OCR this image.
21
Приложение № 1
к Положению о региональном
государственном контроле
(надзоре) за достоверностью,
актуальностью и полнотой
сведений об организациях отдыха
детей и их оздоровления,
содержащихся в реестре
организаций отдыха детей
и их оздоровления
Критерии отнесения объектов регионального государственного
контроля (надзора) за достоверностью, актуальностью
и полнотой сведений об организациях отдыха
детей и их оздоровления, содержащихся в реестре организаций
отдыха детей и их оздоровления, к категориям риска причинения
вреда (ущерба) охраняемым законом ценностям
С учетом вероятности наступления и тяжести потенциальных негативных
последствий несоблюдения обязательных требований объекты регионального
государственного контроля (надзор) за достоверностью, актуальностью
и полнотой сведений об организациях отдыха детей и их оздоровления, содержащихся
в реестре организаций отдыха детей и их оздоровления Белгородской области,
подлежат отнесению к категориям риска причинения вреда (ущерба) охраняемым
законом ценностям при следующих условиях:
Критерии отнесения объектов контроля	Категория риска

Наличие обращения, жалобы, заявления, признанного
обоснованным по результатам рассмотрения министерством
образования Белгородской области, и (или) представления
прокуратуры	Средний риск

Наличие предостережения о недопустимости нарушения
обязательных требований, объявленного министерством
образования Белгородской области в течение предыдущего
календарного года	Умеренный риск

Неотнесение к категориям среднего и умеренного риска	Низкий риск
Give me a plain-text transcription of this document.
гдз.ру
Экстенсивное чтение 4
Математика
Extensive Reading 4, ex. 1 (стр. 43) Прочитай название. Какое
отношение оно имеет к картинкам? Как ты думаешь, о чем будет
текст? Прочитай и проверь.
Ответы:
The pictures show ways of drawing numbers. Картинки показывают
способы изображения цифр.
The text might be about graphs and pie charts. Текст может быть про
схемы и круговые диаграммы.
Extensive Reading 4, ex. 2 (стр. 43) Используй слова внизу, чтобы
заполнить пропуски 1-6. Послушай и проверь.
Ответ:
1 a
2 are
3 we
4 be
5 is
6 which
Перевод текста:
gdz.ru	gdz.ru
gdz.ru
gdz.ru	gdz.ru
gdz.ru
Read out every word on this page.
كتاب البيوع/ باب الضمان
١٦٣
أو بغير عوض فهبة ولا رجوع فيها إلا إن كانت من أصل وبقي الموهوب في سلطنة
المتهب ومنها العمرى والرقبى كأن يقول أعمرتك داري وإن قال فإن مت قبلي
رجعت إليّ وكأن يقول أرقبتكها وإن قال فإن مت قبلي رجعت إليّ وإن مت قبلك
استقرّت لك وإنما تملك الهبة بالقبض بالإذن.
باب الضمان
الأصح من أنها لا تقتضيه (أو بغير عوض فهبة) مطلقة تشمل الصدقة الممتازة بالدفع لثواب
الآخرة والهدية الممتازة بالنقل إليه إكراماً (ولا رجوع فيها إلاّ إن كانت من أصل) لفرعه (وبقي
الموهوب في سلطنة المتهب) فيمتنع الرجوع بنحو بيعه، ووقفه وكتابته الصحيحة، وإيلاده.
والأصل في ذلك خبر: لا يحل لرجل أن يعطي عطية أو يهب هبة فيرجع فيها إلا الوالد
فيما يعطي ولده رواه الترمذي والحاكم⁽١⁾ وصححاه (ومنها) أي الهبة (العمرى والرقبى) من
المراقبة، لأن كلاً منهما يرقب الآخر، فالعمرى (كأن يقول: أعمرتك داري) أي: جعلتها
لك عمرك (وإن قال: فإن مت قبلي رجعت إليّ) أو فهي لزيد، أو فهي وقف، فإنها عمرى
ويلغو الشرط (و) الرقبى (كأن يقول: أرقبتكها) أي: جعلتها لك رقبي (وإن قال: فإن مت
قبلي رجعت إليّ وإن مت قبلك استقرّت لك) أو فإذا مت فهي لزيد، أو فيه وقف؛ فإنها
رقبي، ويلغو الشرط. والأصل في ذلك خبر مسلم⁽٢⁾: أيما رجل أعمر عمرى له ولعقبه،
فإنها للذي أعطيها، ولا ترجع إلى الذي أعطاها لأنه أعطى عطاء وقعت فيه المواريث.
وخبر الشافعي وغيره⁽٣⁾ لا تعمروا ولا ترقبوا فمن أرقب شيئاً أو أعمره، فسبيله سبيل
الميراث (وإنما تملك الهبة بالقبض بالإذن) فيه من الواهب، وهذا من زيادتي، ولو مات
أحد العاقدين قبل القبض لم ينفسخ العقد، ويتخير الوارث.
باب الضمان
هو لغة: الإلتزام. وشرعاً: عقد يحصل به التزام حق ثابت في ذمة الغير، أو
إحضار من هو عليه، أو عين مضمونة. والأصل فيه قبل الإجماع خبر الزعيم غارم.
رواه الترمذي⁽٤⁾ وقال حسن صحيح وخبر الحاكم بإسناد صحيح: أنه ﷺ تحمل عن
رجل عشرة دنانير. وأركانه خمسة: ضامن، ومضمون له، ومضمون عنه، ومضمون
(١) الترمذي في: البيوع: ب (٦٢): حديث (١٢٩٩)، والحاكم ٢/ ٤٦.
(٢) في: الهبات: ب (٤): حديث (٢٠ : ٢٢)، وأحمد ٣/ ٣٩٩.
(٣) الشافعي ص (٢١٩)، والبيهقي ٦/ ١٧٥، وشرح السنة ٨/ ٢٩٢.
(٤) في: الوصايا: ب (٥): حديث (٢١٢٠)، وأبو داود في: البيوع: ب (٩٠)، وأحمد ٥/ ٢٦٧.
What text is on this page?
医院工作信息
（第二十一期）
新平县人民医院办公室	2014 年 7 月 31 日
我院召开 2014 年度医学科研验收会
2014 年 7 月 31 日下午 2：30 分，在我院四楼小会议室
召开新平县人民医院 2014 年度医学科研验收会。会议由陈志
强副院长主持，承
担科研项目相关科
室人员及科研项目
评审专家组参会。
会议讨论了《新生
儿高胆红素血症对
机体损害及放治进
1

----

*JOB:* Look above for the line containing "What text is on this page?", then transcribe it and all lines after it through the last, exactly and with nothing else.

*EXERCISE SOLUTION:*
What text is on this page?
医院工作信息
（第二十一期）
新平县人民医院办公室	2014 年 7 月 31 日
我院召开 2014 年度医学科研验收会
2014 年 7 月 31 日下午 2：30 分，在我院四楼小会议室
召开新平县人民医院 2014 年度医学科研验收会。会议由陈志
强副院长主持，承
担科研项目相关科
室人员及科研项目
评审专家组参会。
会议讨论了《新生
儿高胆红素血症对
机体损害及放治进
1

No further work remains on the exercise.